Below is a listing. Gather each line of it that contains "Cartograph".

:::

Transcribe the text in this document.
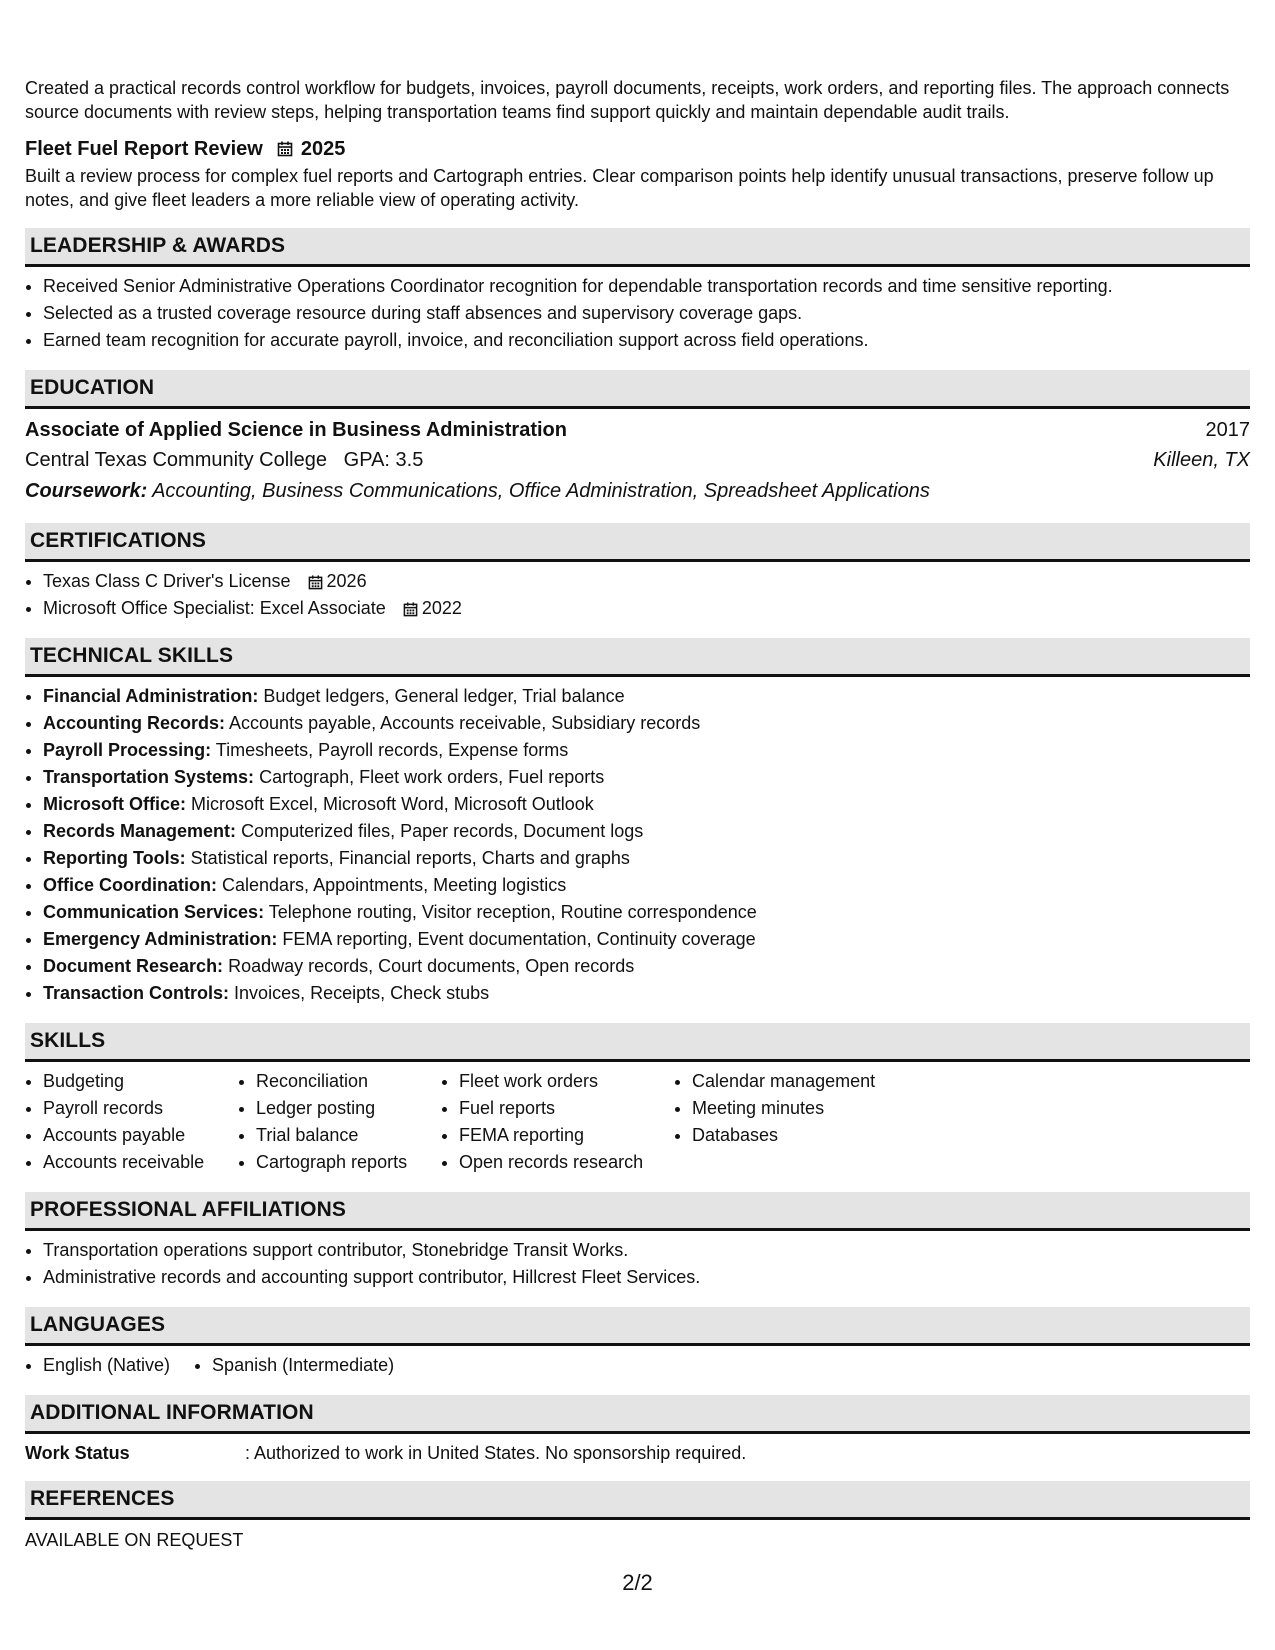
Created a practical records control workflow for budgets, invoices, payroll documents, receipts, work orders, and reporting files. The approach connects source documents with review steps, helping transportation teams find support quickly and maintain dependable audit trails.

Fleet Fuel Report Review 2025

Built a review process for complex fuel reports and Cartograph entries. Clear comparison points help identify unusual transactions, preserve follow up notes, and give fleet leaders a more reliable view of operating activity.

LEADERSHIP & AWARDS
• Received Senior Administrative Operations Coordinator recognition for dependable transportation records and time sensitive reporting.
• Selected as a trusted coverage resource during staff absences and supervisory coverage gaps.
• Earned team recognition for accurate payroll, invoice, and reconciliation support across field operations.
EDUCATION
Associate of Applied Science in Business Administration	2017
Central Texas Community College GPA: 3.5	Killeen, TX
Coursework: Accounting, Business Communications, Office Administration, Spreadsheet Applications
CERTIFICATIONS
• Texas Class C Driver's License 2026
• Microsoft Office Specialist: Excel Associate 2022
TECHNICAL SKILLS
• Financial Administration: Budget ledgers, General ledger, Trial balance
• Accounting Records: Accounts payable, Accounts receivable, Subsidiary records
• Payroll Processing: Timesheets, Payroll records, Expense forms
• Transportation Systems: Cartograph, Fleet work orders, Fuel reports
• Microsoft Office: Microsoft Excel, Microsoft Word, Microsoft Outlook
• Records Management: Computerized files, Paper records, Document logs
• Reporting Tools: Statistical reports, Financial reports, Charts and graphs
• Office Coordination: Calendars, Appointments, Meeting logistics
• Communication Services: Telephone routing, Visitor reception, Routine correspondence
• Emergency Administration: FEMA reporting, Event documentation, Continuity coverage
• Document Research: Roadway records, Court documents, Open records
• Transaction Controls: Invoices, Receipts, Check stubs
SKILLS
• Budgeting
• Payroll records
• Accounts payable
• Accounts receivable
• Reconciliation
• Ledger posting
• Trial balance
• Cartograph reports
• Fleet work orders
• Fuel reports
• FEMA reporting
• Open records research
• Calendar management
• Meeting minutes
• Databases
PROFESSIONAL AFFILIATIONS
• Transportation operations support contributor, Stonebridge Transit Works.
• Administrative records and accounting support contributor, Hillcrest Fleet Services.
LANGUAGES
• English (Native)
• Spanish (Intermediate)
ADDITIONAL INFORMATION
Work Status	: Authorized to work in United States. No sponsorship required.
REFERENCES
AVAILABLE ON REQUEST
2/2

:::

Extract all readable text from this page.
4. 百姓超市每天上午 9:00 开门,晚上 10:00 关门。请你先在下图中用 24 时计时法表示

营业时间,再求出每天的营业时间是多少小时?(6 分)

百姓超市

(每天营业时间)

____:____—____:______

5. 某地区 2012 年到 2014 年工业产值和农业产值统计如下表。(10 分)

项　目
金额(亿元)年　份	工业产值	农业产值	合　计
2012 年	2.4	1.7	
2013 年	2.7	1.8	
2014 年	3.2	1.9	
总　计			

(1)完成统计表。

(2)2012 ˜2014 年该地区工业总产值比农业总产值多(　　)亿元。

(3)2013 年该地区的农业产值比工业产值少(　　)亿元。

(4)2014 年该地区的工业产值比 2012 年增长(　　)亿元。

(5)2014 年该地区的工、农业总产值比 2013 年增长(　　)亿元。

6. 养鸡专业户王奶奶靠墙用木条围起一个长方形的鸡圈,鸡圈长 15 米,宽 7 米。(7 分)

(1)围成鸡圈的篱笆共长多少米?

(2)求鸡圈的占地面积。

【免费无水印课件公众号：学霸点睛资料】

:::

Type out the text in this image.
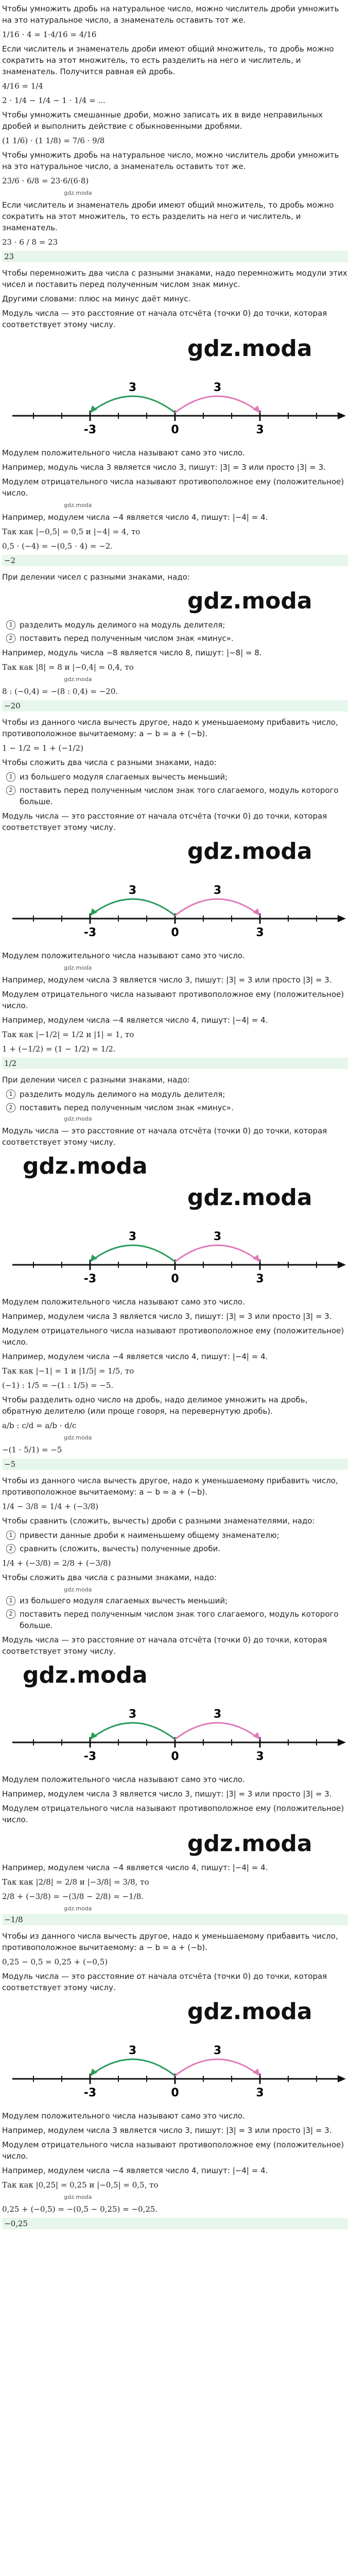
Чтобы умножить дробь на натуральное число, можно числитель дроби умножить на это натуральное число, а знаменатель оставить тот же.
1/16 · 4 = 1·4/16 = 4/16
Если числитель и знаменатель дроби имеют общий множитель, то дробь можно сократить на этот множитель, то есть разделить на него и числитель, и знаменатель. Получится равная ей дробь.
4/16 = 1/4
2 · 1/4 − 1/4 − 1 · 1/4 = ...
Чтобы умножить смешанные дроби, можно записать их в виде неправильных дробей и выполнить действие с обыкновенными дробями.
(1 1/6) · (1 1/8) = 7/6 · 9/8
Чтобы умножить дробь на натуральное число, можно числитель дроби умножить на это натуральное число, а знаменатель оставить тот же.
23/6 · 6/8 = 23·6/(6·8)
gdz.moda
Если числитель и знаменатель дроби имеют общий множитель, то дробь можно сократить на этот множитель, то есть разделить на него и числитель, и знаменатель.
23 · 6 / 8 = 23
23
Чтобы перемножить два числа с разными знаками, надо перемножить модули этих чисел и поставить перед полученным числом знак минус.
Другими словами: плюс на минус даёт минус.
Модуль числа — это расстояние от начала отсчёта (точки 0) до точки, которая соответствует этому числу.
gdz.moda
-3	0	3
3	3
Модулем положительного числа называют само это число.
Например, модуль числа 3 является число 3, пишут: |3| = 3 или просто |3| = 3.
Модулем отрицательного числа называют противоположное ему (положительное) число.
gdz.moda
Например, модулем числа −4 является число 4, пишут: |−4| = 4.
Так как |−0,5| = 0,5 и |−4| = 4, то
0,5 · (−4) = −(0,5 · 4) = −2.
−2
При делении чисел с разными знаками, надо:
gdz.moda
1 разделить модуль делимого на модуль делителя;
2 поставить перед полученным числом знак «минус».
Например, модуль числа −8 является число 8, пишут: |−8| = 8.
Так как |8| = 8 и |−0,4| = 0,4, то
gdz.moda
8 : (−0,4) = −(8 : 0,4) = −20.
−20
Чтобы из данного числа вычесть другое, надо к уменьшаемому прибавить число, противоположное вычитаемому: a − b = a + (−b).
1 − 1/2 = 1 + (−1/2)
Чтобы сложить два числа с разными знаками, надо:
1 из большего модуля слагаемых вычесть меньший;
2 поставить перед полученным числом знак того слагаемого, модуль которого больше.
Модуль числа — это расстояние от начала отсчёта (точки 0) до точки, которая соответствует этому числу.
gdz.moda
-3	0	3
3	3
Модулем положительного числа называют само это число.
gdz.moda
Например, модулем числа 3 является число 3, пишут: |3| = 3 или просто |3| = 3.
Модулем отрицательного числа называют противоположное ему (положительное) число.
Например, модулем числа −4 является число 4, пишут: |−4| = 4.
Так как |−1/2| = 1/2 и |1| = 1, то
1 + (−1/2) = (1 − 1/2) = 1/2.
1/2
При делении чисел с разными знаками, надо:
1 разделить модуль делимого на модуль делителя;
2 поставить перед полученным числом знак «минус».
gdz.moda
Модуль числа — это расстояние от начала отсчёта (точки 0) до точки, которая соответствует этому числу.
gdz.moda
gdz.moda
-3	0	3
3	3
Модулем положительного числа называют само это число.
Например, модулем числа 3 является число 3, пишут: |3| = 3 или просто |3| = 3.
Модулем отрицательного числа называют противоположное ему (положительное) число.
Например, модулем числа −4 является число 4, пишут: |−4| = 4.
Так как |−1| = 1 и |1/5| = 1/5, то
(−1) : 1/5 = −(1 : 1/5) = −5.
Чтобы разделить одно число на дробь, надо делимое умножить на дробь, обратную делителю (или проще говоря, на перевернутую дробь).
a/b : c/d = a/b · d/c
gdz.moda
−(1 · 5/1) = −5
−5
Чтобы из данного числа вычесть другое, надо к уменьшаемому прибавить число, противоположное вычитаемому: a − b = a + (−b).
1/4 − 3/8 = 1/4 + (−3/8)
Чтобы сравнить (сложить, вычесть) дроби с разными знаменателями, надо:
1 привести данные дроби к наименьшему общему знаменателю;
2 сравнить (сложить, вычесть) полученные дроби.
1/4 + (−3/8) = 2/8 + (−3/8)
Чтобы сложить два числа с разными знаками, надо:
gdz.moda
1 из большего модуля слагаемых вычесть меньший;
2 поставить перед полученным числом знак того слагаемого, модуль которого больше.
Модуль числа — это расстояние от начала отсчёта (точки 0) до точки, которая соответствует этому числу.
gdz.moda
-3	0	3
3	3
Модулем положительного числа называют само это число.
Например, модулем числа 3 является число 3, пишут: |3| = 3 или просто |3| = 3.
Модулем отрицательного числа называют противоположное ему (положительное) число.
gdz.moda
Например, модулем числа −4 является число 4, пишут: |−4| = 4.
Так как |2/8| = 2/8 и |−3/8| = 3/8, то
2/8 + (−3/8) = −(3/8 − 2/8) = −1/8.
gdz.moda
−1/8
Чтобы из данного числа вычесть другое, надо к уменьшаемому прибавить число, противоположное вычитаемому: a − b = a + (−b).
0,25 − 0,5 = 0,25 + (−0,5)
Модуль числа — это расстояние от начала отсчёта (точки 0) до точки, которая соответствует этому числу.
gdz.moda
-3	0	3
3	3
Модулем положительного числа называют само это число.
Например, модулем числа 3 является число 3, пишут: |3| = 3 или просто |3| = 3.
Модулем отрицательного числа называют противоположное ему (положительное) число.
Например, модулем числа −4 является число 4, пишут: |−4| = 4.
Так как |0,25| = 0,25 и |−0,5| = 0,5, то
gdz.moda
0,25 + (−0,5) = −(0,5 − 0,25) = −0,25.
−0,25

:::

### [Result for this task]
Built a review process for complex fuel reports and Cartograph entries. Clear comparison points help identify unusual transactions, preserve follow up notes, and give fleet leaders a more reliable view of operating activity.
• Transportation Systems: Cartograph, Fleet work orders, Fuel reports
• Cartograph reports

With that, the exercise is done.